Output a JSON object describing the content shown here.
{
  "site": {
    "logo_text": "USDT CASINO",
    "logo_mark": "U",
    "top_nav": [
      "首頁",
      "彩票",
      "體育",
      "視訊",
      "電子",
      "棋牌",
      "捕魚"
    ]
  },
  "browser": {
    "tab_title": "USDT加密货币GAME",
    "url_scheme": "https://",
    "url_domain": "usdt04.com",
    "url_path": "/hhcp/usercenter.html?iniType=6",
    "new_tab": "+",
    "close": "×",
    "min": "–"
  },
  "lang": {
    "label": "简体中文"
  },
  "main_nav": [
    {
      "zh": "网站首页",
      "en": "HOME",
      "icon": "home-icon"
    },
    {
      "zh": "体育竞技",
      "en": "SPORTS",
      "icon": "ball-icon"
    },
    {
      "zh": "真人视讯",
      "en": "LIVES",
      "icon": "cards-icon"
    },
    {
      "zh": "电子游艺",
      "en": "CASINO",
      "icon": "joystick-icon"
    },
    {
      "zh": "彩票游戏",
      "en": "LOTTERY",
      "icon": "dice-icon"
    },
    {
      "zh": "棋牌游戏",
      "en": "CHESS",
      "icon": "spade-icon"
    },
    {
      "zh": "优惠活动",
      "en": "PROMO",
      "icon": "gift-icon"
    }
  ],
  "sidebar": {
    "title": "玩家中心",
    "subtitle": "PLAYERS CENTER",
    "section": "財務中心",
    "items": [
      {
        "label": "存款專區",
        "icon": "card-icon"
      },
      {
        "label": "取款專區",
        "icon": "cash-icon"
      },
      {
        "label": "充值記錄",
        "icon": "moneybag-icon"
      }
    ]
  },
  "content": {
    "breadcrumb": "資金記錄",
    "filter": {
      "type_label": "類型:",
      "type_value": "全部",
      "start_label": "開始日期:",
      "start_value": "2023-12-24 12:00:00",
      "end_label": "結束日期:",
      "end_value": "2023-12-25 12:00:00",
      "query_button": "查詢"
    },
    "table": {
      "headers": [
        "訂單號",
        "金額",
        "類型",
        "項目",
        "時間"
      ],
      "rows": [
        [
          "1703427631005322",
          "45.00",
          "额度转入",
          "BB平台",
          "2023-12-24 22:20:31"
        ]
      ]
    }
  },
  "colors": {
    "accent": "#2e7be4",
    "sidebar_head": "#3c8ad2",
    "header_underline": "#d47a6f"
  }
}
+ + +
:: Description of the task ::
Among the entries above, how many lines include the word "content"? Give the number with no comment.

:: The answer ::
2